■ **SET TASK**: In the records below, tally every line containing "name". Report only the total.

■ **DATA TO PROCESS**:
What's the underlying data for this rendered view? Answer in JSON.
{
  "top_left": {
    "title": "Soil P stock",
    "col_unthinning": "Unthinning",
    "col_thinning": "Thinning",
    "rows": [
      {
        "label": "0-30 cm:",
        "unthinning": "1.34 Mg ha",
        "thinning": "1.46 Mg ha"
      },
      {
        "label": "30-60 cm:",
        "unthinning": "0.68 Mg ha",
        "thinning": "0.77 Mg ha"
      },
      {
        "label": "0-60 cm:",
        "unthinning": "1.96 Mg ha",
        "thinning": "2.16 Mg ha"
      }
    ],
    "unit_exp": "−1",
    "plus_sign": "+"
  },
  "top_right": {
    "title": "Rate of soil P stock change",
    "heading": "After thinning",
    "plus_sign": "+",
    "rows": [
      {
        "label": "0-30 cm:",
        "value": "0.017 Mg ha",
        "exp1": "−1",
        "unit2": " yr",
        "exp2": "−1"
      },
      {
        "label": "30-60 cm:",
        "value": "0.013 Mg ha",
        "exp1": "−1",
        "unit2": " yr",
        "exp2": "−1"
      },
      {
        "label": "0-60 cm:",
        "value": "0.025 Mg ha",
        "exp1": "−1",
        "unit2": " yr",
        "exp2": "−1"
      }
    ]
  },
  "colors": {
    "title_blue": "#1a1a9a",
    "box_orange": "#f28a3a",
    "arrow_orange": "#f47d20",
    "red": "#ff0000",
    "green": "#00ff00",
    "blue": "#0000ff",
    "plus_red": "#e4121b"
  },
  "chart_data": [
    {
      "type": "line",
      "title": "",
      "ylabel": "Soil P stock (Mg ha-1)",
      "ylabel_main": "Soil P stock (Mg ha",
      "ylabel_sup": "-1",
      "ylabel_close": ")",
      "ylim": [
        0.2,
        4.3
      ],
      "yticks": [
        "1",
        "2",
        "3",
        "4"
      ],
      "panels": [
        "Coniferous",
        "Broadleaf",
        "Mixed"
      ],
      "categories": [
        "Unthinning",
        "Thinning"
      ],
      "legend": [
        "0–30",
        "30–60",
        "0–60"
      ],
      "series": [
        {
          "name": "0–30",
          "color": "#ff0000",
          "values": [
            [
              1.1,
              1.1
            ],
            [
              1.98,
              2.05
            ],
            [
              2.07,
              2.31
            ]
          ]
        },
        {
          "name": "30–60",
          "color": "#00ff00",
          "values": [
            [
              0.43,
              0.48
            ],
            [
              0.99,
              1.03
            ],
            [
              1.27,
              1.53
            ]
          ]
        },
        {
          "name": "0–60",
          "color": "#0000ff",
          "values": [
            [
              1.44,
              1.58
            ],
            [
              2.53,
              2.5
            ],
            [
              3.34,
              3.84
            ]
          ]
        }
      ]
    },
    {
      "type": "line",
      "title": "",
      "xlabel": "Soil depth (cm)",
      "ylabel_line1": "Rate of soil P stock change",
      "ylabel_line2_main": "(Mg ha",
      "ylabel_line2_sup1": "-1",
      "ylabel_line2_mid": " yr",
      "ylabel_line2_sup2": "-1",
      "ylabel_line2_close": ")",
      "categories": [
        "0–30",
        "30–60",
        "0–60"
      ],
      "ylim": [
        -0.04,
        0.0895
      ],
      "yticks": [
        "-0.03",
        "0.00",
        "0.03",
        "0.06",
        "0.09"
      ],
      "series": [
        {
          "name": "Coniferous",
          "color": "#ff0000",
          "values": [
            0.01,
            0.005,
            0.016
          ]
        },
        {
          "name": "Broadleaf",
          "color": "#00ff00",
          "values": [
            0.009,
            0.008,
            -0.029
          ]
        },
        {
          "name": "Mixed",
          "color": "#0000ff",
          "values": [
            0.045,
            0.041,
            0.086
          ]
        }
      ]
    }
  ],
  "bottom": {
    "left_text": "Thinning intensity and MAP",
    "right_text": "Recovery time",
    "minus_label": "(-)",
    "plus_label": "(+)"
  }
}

■ **THE RESPONSE**: 6